Prompt:
Return the listing below word for word.

Extracted entries:
↓↓↓

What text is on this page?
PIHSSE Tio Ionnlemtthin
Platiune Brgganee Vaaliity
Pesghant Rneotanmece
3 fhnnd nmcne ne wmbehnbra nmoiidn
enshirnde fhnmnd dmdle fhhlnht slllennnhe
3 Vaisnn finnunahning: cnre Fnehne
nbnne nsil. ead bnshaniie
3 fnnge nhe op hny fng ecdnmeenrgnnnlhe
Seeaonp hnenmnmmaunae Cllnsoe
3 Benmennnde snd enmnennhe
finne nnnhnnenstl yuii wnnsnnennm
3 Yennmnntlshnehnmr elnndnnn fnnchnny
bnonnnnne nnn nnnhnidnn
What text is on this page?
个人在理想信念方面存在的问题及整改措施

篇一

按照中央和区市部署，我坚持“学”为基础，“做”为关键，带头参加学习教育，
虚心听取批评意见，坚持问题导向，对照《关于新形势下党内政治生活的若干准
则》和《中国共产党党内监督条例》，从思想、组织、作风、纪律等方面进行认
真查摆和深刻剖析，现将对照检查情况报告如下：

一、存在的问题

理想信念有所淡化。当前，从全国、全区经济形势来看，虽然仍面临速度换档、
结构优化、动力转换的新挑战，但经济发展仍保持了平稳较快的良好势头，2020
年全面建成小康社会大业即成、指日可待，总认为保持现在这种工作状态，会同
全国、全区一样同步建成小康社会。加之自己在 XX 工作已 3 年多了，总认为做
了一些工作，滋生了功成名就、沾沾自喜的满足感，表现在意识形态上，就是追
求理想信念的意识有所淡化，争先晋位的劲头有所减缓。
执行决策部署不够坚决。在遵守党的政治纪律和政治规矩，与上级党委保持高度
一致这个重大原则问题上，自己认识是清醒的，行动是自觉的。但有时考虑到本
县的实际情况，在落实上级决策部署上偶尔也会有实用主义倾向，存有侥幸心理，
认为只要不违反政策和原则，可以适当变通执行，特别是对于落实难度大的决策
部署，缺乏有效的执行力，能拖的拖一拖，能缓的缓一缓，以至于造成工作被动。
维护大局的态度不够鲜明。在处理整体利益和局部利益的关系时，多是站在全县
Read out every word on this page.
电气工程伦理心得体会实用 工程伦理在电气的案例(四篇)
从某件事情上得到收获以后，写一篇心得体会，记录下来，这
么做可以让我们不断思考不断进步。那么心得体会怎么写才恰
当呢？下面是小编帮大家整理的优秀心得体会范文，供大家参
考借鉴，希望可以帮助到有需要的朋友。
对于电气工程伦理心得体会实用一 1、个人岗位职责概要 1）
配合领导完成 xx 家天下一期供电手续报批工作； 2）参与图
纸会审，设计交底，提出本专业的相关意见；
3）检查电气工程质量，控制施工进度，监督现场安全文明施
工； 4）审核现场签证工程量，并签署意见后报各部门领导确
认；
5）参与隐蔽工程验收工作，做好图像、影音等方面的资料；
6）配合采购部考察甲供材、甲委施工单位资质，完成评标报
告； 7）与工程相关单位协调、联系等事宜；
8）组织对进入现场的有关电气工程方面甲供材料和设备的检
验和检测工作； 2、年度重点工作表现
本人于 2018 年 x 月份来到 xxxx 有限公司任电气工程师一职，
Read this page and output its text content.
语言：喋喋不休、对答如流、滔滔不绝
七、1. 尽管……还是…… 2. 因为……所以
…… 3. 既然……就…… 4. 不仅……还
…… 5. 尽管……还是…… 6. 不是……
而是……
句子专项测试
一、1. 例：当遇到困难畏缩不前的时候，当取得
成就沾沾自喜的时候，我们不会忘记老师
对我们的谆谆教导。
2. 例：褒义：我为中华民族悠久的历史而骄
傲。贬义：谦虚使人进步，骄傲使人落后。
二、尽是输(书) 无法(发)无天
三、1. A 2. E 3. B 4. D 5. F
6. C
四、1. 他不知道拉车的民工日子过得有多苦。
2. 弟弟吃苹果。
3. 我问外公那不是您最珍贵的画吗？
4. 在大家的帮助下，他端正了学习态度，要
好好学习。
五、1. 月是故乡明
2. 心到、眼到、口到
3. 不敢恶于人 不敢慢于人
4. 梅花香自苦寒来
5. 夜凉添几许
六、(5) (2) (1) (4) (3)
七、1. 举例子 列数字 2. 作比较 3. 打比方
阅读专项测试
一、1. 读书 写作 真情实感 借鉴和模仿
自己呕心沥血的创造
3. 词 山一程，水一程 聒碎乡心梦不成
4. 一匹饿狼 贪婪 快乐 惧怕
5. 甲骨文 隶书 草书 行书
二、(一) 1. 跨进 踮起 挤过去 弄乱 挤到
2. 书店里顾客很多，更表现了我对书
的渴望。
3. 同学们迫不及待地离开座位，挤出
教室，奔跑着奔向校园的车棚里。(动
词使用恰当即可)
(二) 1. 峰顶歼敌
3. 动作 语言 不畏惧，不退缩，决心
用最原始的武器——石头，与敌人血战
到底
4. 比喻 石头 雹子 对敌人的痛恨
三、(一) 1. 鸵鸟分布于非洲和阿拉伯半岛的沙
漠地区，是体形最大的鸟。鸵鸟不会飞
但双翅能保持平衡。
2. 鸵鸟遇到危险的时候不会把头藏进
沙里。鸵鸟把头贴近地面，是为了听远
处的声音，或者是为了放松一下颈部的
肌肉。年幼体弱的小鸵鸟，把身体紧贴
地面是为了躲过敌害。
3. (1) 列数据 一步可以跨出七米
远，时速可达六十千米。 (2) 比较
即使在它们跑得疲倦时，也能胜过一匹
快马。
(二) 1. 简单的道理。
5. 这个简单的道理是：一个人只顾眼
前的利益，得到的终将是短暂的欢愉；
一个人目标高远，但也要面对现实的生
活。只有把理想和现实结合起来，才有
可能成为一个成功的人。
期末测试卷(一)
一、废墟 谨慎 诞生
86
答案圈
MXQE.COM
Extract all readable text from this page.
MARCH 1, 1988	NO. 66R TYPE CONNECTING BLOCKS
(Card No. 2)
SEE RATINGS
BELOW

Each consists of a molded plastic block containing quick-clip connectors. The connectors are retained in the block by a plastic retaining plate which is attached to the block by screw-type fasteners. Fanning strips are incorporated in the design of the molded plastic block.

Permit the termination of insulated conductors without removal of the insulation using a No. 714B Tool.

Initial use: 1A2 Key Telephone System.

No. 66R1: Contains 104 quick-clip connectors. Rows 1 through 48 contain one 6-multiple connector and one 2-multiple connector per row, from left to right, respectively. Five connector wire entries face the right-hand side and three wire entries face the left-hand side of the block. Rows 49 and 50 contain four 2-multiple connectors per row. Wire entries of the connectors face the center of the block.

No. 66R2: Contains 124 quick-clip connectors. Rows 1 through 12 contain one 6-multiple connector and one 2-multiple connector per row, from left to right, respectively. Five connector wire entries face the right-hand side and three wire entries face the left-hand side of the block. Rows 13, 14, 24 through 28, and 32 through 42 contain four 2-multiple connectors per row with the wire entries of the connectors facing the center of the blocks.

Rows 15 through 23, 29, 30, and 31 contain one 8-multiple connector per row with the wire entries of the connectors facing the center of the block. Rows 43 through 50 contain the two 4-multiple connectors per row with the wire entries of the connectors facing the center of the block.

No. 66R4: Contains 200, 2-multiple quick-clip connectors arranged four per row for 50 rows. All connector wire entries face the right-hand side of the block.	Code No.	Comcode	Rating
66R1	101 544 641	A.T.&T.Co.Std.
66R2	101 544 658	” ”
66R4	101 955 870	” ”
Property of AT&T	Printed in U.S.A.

↑↑↑

Solution to the exercise:
What text is on this page?
PIHSSE Tio Ionnlemtthin
Platiune Brgganee Vaaliity
Pesghant Rneotanmece
3 fhnnd nmcne ne wmbehnbra nmoiidn
enshirnde fhnmnd dmdle fhhlnht slllennnhe
3 Vaisnn finnunahning: cnre Fnehne
nbnne nsil. ead bnshaniie
3 fnnge nhe op hny fng ecdnmeenrgnnnlhe
Seeaonp hnenmnmmaunae Cllnsoe
3 Benmennnde snd enmnennhe
finne nnnhnnenstl yuii wnnsnnennm
3 Yennmnntlshnehnmr elnndnnn fnnchnny
bnonnnnne nnn nnnhnidnn
What text is on this page?
个人在理想信念方面存在的问题及整改措施

篇一

按照中央和区市部署，我坚持“学”为基础，“做”为关键，带头参加学习教育，
虚心听取批评意见，坚持问题导向，对照《关于新形势下党内政治生活的若干准
则》和《中国共产党党内监督条例》，从思想、组织、作风、纪律等方面进行认
真查摆和深刻剖析，现将对照检查情况报告如下：

一、存在的问题

理想信念有所淡化。当前，从全国、全区经济形势来看，虽然仍面临速度换档、
结构优化、动力转换的新挑战，但经济发展仍保持了平稳较快的良好势头，2020
年全面建成小康社会大业即成、指日可待，总认为保持现在这种工作状态，会同
全国、全区一样同步建成小康社会。加之自己在 XX 工作已 3 年多了，总认为做
了一些工作，滋生了功成名就、沾沾自喜的满足感，表现在意识形态上，就是追
求理想信念的意识有所淡化，争先晋位的劲头有所减缓。
执行决策部署不够坚决。在遵守党的政治纪律和政治规矩，与上级党委保持高度
一致这个重大原则问题上，自己认识是清醒的，行动是自觉的。但有时考虑到本
县的实际情况，在落实上级决策部署上偶尔也会有实用主义倾向，存有侥幸心理，
认为只要不违反政策和原则，可以适当变通执行，特别是对于落实难度大的决策
部署，缺乏有效的执行力，能拖的拖一拖，能缓的缓一缓，以至于造成工作被动。
维护大局的态度不够鲜明。在处理整体利益和局部利益的关系时，多是站在全县
Read out every word on this page.
电气工程伦理心得体会实用 工程伦理在电气的案例(四篇)
从某件事情上得到收获以后，写一篇心得体会，记录下来，这
么做可以让我们不断思考不断进步。那么心得体会怎么写才恰
当呢？下面是小编帮大家整理的优秀心得体会范文，供大家参
考借鉴，希望可以帮助到有需要的朋友。
对于电气工程伦理心得体会实用一 1、个人岗位职责概要 1）
配合领导完成 xx 家天下一期供电手续报批工作； 2）参与图
纸会审，设计交底，提出本专业的相关意见；
3）检查电气工程质量，控制施工进度，监督现场安全文明施
工； 4）审核现场签证工程量，并签署意见后报各部门领导确
认；
5）参与隐蔽工程验收工作，做好图像、影音等方面的资料；
6）配合采购部考察甲供材、甲委施工单位资质，完成评标报
告； 7）与工程相关单位协调、联系等事宜；
8）组织对进入现场的有关电气工程方面甲供材料和设备的检
验和检测工作； 2、年度重点工作表现
本人于 2018 年 x 月份来到 xxxx 有限公司任电气工程师一职，
Read this page and output its text content.
语言：喋喋不休、对答如流、滔滔不绝
七、1. 尽管……还是…… 2. 因为……所以
…… 3. 既然……就…… 4. 不仅……还
…… 5. 尽管……还是…… 6. 不是……
而是……
句子专项测试
一、1. 例：当遇到困难畏缩不前的时候，当取得
成就沾沾自喜的时候，我们不会忘记老师
对我们的谆谆教导。
2. 例：褒义：我为中华民族悠久的历史而骄
傲。贬义：谦虚使人进步，骄傲使人落后。
二、尽是输(书) 无法(发)无天
三、1. A 2. E 3. B 4. D 5. F
6. C
四、1. 他不知道拉车的民工日子过得有多苦。
2. 弟弟吃苹果。
3. 我问外公那不是您最珍贵的画吗？
4. 在大家的帮助下，他端正了学习态度，要
好好学习。
五、1. 月是故乡明
2. 心到、眼到、口到
3. 不敢恶于人 不敢慢于人
4. 梅花香自苦寒来
5. 夜凉添几许
六、(5) (2) (1) (4) (3)
七、1. 举例子 列数字 2. 作比较 3. 打比方
阅读专项测试
一、1. 读书 写作 真情实感 借鉴和模仿
自己呕心沥血的创造
3. 词 山一程，水一程 聒碎乡心梦不成
4. 一匹饿狼 贪婪 快乐 惧怕
5. 甲骨文 隶书 草书 行书
二、(一) 1. 跨进 踮起 挤过去 弄乱 挤到
2. 书店里顾客很多，更表现了我对书
的渴望。
3. 同学们迫不及待地离开座位，挤出
教室，奔跑着奔向校园的车棚里。(动
词使用恰当即可)
(二) 1. 峰顶歼敌
3. 动作 语言 不畏惧，不退缩，决心
用最原始的武器——石头，与敌人血战
到底
4. 比喻 石头 雹子 对敌人的痛恨
三、(一) 1. 鸵鸟分布于非洲和阿拉伯半岛的沙
漠地区，是体形最大的鸟。鸵鸟不会飞
但双翅能保持平衡。
2. 鸵鸟遇到危险的时候不会把头藏进
沙里。鸵鸟把头贴近地面，是为了听远
处的声音，或者是为了放松一下颈部的
肌肉。年幼体弱的小鸵鸟，把身体紧贴
地面是为了躲过敌害。
3. (1) 列数据 一步可以跨出七米
远，时速可达六十千米。 (2) 比较
即使在它们跑得疲倦时，也能胜过一匹
快马。
(二) 1. 简单的道理。
5. 这个简单的道理是：一个人只顾眼
前的利益，得到的终将是短暂的欢愉；
一个人目标高远，但也要面对现实的生
活。只有把理想和现实结合起来，才有
可能成为一个成功的人。
期末测试卷(一)
一、废墟 谨慎 诞生
86
答案圈
MXQE.COM
Extract all readable text from this page.
MARCH 1, 1988	NO. 66R TYPE CONNECTING BLOCKS
(Card No. 2)
SEE RATINGS
BELOW

Each consists of a molded plastic block containing quick-clip connectors. The connectors are retained in the block by a plastic retaining plate which is attached to the block by screw-type fasteners. Fanning strips are incorporated in the design of the molded plastic block.

Permit the termination of insulated conductors without removal of the insulation using a No. 714B Tool.

Initial use: 1A2 Key Telephone System.

No. 66R1: Contains 104 quick-clip connectors. Rows 1 through 48 contain one 6-multiple connector and one 2-multiple connector per row, from left to right, respectively. Five connector wire entries face the right-hand side and three wire entries face the left-hand side of the block. Rows 49 and 50 contain four 2-multiple connectors per row. Wire entries of the connectors face the center of the block.

No. 66R2: Contains 124 quick-clip connectors. Rows 1 through 12 contain one 6-multiple connector and one 2-multiple connector per row, from left to right, respectively. Five connector wire entries face the right-hand side and three wire entries face the left-hand side of the block. Rows 13, 14, 24 through 28, and 32 through 42 contain four 2-multiple connectors per row with the wire entries of the connectors facing the center of the blocks.

Rows 15 through 23, 29, 30, and 31 contain one 8-multiple connector per row with the wire entries of the connectors facing the center of the block. Rows 43 through 50 contain the two 4-multiple connectors per row with the wire entries of the connectors facing the center of the block.

No. 66R4: Contains 200, 2-multiple quick-clip connectors arranged four per row for 50 rows. All connector wire entries face the right-hand side of the block.	Code No.	Comcode	Rating
66R1	101 544 641	A.T.&T.Co.Std.
66R2	101 544 658	” ”
66R4	101 955 870	” ”
Property of AT&T	Printed in U.S.A.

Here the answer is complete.